━━━━━ Provided data

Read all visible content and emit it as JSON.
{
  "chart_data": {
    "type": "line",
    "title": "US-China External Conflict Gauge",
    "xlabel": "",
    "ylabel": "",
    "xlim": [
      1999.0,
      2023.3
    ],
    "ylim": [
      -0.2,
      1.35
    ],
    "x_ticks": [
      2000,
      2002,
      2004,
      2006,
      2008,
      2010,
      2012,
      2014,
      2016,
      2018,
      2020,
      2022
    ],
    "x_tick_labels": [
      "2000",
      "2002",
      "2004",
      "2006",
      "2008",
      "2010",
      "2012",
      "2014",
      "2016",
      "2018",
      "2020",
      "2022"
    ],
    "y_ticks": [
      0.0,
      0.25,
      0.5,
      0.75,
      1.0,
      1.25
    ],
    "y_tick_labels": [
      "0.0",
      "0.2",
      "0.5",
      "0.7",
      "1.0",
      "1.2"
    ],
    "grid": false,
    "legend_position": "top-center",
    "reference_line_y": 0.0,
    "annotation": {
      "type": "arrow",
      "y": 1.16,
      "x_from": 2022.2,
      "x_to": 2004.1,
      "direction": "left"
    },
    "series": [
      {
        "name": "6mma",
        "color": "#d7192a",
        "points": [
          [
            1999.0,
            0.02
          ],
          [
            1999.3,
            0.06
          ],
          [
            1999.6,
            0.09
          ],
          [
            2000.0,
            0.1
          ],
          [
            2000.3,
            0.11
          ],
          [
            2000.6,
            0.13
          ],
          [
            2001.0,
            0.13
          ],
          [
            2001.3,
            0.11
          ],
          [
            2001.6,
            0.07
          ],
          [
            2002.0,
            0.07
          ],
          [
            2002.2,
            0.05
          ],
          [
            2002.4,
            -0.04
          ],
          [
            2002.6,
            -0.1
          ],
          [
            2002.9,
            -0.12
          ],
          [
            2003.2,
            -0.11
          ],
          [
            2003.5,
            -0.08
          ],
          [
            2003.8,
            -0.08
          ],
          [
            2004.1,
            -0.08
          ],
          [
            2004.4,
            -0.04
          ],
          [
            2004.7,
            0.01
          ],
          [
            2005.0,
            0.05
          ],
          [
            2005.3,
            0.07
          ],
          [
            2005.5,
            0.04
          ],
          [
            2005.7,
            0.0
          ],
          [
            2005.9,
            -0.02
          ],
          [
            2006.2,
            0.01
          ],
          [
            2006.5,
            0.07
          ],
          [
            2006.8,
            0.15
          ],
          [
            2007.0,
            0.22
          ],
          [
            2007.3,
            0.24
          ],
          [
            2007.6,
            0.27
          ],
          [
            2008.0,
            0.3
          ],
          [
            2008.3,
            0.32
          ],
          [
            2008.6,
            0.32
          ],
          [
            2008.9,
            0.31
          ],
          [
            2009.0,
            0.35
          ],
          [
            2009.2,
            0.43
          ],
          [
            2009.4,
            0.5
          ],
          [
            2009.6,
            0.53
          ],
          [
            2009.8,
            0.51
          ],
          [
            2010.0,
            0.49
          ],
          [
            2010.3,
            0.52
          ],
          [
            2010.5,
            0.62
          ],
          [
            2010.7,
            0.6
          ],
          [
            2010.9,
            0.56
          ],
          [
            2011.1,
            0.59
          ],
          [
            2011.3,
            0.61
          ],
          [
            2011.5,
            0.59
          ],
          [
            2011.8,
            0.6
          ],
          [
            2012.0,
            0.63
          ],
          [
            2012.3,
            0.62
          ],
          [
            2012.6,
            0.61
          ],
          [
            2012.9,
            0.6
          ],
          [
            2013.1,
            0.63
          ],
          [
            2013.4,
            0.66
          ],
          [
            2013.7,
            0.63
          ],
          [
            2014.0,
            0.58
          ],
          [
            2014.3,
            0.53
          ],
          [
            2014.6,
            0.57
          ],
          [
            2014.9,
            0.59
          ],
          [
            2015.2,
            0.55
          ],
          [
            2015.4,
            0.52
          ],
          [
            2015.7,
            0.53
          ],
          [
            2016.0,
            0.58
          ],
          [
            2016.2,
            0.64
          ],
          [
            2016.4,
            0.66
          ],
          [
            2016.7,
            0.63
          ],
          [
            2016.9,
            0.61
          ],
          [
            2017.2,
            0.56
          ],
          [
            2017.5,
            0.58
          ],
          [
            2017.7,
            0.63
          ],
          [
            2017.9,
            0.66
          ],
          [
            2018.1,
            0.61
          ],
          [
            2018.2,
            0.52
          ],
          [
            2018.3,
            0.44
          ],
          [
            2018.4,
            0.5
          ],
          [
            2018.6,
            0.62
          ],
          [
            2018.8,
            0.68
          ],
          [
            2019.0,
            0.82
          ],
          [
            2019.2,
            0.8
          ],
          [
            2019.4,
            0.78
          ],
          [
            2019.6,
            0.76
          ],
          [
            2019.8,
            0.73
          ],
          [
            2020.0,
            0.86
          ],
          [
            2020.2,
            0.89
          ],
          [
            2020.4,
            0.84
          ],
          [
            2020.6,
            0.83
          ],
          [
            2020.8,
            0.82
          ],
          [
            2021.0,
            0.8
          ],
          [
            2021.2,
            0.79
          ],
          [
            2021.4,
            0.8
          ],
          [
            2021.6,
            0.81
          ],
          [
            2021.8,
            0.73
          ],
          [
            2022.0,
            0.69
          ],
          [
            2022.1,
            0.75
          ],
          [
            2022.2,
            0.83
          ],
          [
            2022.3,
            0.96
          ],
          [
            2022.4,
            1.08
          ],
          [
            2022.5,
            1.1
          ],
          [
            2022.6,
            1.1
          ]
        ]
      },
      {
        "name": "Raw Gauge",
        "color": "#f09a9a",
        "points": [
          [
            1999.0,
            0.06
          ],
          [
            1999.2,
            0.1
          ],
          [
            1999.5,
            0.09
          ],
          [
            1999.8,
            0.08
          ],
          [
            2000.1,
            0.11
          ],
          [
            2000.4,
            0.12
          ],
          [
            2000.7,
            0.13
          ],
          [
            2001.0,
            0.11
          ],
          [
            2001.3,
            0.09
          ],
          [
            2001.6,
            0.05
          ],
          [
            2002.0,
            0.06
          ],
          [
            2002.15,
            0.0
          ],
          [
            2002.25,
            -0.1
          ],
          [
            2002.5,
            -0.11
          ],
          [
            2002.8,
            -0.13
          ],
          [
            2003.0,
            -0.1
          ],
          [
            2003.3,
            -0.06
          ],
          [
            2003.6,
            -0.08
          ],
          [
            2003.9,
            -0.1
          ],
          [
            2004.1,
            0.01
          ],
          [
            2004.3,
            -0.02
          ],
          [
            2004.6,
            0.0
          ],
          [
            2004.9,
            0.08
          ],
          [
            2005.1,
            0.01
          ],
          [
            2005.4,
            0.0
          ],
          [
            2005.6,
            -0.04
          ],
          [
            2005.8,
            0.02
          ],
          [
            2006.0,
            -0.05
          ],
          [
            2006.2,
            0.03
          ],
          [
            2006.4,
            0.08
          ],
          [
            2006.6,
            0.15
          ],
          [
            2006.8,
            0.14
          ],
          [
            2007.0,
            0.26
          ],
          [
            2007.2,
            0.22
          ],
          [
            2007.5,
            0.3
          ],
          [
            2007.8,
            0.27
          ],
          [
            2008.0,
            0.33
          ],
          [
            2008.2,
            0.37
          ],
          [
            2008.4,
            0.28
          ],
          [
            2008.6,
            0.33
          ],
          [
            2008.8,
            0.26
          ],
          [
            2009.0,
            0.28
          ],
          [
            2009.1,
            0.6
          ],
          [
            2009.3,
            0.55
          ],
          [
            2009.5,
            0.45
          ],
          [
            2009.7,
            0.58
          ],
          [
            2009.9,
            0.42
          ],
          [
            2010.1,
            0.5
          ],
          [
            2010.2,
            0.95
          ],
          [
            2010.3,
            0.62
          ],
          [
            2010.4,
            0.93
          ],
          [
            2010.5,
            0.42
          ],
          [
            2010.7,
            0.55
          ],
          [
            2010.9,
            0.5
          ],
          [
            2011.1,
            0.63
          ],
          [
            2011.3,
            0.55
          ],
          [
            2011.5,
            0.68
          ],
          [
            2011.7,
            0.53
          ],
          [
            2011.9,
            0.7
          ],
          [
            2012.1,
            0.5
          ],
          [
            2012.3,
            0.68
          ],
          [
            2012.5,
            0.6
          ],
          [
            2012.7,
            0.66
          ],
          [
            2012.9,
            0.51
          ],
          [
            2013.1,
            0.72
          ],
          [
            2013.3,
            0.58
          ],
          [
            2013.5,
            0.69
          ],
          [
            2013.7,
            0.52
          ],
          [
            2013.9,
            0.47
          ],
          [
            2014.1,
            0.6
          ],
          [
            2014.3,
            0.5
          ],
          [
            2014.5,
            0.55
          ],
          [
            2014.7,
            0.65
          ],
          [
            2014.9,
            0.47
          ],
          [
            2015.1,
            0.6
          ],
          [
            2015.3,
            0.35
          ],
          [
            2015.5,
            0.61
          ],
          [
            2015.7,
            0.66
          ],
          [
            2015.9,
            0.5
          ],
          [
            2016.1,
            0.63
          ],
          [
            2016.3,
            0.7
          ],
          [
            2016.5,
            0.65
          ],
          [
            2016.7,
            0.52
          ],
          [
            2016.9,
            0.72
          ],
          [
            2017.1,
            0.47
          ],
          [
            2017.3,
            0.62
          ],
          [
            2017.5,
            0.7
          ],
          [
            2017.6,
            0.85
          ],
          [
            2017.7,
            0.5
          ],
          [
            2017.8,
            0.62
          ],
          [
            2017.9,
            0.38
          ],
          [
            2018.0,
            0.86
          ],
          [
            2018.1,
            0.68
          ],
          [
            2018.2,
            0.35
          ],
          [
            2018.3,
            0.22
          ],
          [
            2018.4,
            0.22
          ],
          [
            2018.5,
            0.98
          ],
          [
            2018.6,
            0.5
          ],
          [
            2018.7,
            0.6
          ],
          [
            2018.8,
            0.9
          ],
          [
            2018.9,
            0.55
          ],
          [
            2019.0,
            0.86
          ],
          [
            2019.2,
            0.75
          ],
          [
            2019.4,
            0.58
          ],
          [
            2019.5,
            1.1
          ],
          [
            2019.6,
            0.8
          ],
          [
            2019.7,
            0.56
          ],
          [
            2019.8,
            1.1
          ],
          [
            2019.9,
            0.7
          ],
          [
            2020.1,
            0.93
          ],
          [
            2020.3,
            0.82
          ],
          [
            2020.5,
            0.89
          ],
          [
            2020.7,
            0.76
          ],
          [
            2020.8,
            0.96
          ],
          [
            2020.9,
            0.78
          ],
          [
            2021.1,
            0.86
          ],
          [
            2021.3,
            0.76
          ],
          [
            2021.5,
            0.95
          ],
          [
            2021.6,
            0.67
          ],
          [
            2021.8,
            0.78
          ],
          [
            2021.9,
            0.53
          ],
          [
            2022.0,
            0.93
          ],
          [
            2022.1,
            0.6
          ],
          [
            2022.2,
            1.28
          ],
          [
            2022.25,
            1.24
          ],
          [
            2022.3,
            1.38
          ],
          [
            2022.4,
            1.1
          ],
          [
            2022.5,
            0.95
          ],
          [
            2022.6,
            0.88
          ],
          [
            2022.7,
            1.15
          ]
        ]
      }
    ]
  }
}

━━━━━━━━━━

# [Task]
Work out how many lines of the material above contain the word "Gauge", then give only that figure.

# [Result of the task]
2